Requirement: Copy each line exactly. Leave nothing out.

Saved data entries

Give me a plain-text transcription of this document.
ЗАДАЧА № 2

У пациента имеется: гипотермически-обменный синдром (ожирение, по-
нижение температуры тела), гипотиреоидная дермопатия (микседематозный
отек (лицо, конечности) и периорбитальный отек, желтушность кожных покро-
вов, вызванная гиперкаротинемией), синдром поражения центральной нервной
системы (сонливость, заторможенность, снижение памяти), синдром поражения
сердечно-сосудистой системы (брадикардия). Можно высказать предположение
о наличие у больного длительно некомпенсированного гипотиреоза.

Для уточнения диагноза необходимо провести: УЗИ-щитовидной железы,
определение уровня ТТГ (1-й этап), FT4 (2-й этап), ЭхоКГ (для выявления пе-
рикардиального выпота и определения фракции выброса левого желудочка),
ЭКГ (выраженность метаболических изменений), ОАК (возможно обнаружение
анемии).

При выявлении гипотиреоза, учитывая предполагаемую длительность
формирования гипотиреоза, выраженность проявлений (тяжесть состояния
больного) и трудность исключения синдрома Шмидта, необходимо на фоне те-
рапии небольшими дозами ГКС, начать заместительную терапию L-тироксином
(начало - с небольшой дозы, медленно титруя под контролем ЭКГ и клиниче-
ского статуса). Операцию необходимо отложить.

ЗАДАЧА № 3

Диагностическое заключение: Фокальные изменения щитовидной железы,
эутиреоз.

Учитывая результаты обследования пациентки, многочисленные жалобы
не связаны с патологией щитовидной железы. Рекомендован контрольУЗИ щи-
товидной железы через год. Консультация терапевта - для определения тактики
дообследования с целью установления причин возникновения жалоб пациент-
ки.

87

Result of this exercise:
Give me a plain-text transcription of this document.
ЗАДАЧА № 2

У пациента имеется: гипотермически-обменный синдром (ожирение, по-
нижение температуры тела), гипотиреоидная дермопатия (микседематозный
отек (лицо, конечности) и периорбитальный отек, желтушность кожных покро-
вов, вызванная гиперкаротинемией), синдром поражения центральной нервной
системы (сонливость, заторможенность, снижение памяти), синдром поражения
сердечно-сосудистой системы (брадикардия). Можно высказать предположение
о наличие у больного длительно некомпенсированного гипотиреоза.

Для уточнения диагноза необходимо провести: УЗИ-щитовидной железы,
определение уровня ТТГ (1-й этап), FT4 (2-й этап), ЭхоКГ (для выявления пе-
рикардиального выпота и определения фракции выброса левого желудочка),
ЭКГ (выраженность метаболических изменений), ОАК (возможно обнаружение
анемии).

При выявлении гипотиреоза, учитывая предполагаемую длительность
формирования гипотиреоза, выраженность проявлений (тяжесть состояния
больного) и трудность исключения синдрома Шмидта, необходимо на фоне те-
рапии небольшими дозами ГКС, начать заместительную терапию L-тироксином
(начало - с небольшой дозы, медленно титруя под контролем ЭКГ и клиниче-
ского статуса). Операцию необходимо отложить.

ЗАДАЧА № 3

Диагностическое заключение: Фокальные изменения щитовидной железы,
эутиреоз.

Учитывая результаты обследования пациентки, многочисленные жалобы
не связаны с патологией щитовидной железы. Рекомендован контрольУЗИ щи-
товидной железы через год. Консультация терапевта - для определения тактики
дообследования с целью установления причин возникновения жалоб пациент-
ки.

87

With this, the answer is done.